(Records from a dataset)
[start]
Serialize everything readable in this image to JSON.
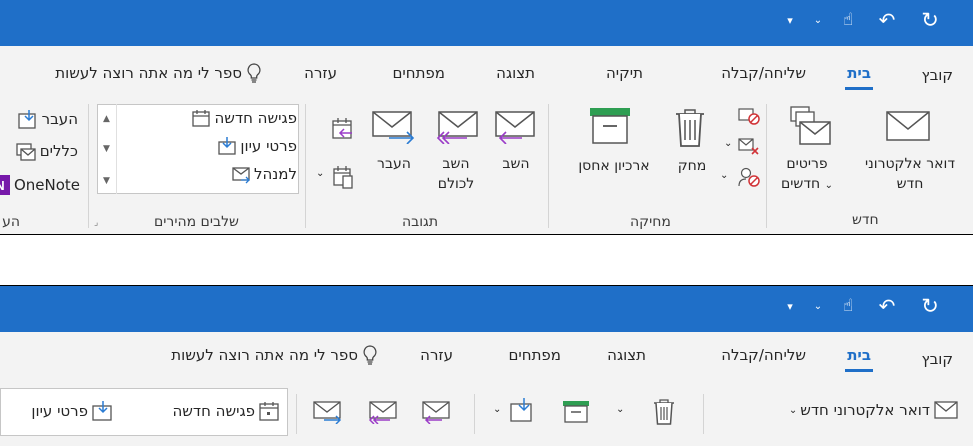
{
  "quick_access": {
    "customize": "▾",
    "touch": "☝",
    "undo": "↶",
    "sync": "↻"
  },
  "tabs": {
    "file": "קובץ",
    "home": "בית",
    "send_receive": "שליחה/קבלה",
    "folder": "תיקיה",
    "view": "תצוגה",
    "developer": "מפתחים",
    "help": "עזרה",
    "tell_me": "ספר לי מה אתה רוצה לעשות"
  },
  "ribbon_top": {
    "new_email": [
      "דואר אלקטרוני",
      "חדש"
    ],
    "new_items": [
      "פריטים",
      "חדשים"
    ],
    "new_group": "חדש",
    "archive": "ארכיון",
    "delete": "מחק",
    "store": "אחסן",
    "delete_group": "מחיקה",
    "reply": "השב",
    "reply_all": [
      "השב",
      "לכולם"
    ],
    "forward": "העבר",
    "respond_group": "תגובה",
    "quick_steps": [
      "פגישה חדשה",
      "פרטי עיון",
      "למנהל"
    ],
    "quick_steps_group": "שלבים מהירים",
    "move": "העבר",
    "rules": "כללים",
    "onenote": "OneNote",
    "move_group": "הע"
  },
  "ribbon_bottom": {
    "new_email": "דואר אלקטרוני חדש",
    "quick_steps": [
      "פגישה חדשה",
      "פרטי עיון"
    ]
  },
  "colors": {
    "accent": "#1f6fc8",
    "ribbon": "#f3f3f3",
    "reply": "#9b3cc8",
    "forward": "#2b7cd3",
    "delete_red": "#d13438"
  }
}
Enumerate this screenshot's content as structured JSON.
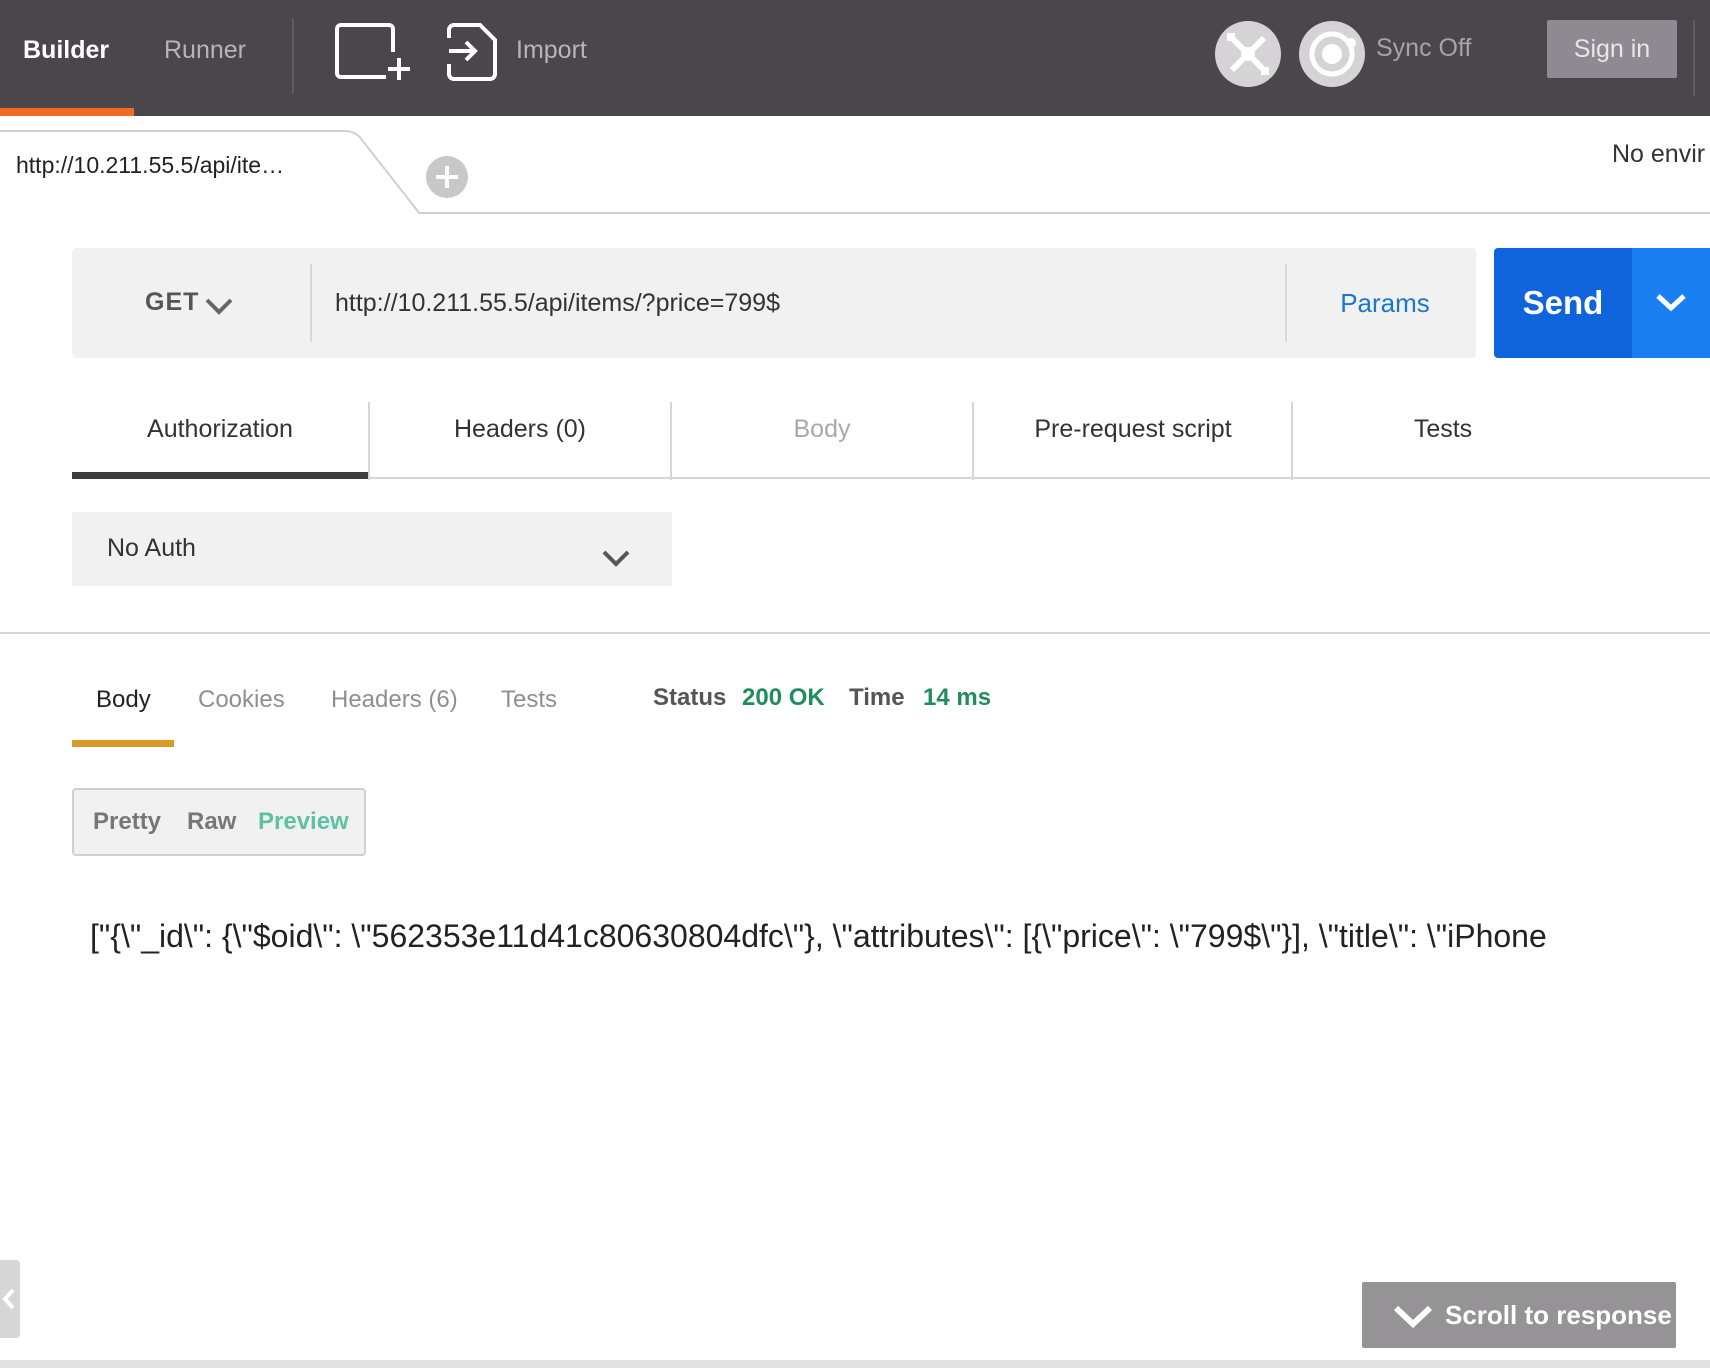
{
  "topbar": {
    "tabs": [
      {
        "label": "Builder",
        "active": true
      },
      {
        "label": "Runner",
        "active": false
      }
    ],
    "import_label": "Import",
    "sync_label": "Sync Off",
    "signin_label": "Sign in",
    "icons": [
      "new-window-icon",
      "import-icon",
      "interceptor-icon",
      "sync-icon"
    ],
    "accent_color": "#f26b22"
  },
  "request_tab": {
    "label": "http://10.211.55.5/api/ite…",
    "environment_label": "No envir"
  },
  "request": {
    "method": "GET",
    "url": "http://10.211.55.5/api/items/?price=799$",
    "params_label": "Params",
    "send_label": "Send"
  },
  "request_tabs": [
    {
      "label": "Authorization",
      "active": true
    },
    {
      "label": "Headers (0)"
    },
    {
      "label": "Body",
      "disabled": true
    },
    {
      "label": "Pre-request script"
    },
    {
      "label": "Tests"
    }
  ],
  "auth": {
    "selected": "No Auth"
  },
  "response": {
    "tabs": [
      {
        "label": "Body",
        "active": true
      },
      {
        "label": "Cookies"
      },
      {
        "label": "Headers (6)"
      },
      {
        "label": "Tests"
      }
    ],
    "status_label": "Status",
    "status_value": "200 OK",
    "time_label": "Time",
    "time_value": "14 ms",
    "view_modes": [
      {
        "label": "Pretty"
      },
      {
        "label": "Raw"
      },
      {
        "label": "Preview",
        "active": true
      }
    ],
    "body_text": "[\"{\\\"_id\\\": {\\\"$oid\\\": \\\"562353e11d41c80630804dfc\\\"}, \\\"attributes\\\": [{\\\"price\\\": \\\"799$\\\"}], \\\"title\\\": \\\"iPhone"
  },
  "scroll_button_label": "Scroll to response"
}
[end]
> [Stated exercise] Copy out all of the material exactly as written, without its pictures.

> [Exercise output]
Serialize everything readable in this image to JSON.
{
  "quick_access": {
    "customize": "▾",
    "touch": "☝",
    "undo": "↶",
    "sync": "↻"
  },
  "tabs": {
    "file": "קובץ",
    "home": "בית",
    "send_receive": "שליחה/קבלה",
    "folder": "תיקיה",
    "view": "תצוגה",
    "developer": "מפתחים",
    "help": "עזרה",
    "tell_me": "ספר לי מה אתה רוצה לעשות"
  },
  "ribbon_top": {
    "new_email": [
      "דואר אלקטרוני",
      "חדש"
    ],
    "new_items": [
      "פריטים",
      "חדשים"
    ],
    "new_group": "חדש",
    "archive": "ארכיון",
    "delete": "מחק",
    "store": "אחסן",
    "delete_group": "מחיקה",
    "reply": "השב",
    "reply_all": [
      "השב",
      "לכולם"
    ],
    "forward": "העבר",
    "respond_group": "תגובה",
    "quick_steps": [
      "פגישה חדשה",
      "פרטי עיון",
      "למנהל"
    ],
    "quick_steps_group": "שלבים מהירים",
    "move": "העבר",
    "rules": "כללים",
    "onenote": "OneNote",
    "move_group": "הע"
  },
  "ribbon_bottom": {
    "new_email": "דואר אלקטרוני חדש",
    "quick_steps": [
      "פגישה חדשה",
      "פרטי עיון"
    ]
  },
  "colors": {
    "accent": "#1f6fc8",
    "ribbon": "#f3f3f3",
    "reply": "#9b3cc8",
    "forward": "#2b7cd3",
    "delete_red": "#d13438"
  }
}
Enumerate this screenshot's content as structured JSON.
{
  "topbar": {
    "tabs": [
      {
        "label": "Builder",
        "active": true
      },
      {
        "label": "Runner",
        "active": false
      }
    ],
    "import_label": "Import",
    "sync_label": "Sync Off",
    "signin_label": "Sign in",
    "icons": [
      "new-window-icon",
      "import-icon",
      "interceptor-icon",
      "sync-icon"
    ],
    "accent_color": "#f26b22"
  },
  "request_tab": {
    "label": "http://10.211.55.5/api/ite…",
    "environment_label": "No envir"
  },
  "request": {
    "method": "GET",
    "url": "http://10.211.55.5/api/items/?price=799$",
    "params_label": "Params",
    "send_label": "Send"
  },
  "request_tabs": [
    {
      "label": "Authorization",
      "active": true
    },
    {
      "label": "Headers (0)"
    },
    {
      "label": "Body",
      "disabled": true
    },
    {
      "label": "Pre-request script"
    },
    {
      "label": "Tests"
    }
  ],
  "auth": {
    "selected": "No Auth"
  },
  "response": {
    "tabs": [
      {
        "label": "Body",
        "active": true
      },
      {
        "label": "Cookies"
      },
      {
        "label": "Headers (6)"
      },
      {
        "label": "Tests"
      }
    ],
    "status_label": "Status",
    "status_value": "200 OK",
    "time_label": "Time",
    "time_value": "14 ms",
    "view_modes": [
      {
        "label": "Pretty"
      },
      {
        "label": "Raw"
      },
      {
        "label": "Preview",
        "active": true
      }
    ],
    "body_text": "[\"{\\\"_id\\\": {\\\"$oid\\\": \\\"562353e11d41c80630804dfc\\\"}, \\\"attributes\\\": [{\\\"price\\\": \\\"799$\\\"}], \\\"title\\\": \\\"iPhone"
  },
  "scroll_button_label": "Scroll to response"
}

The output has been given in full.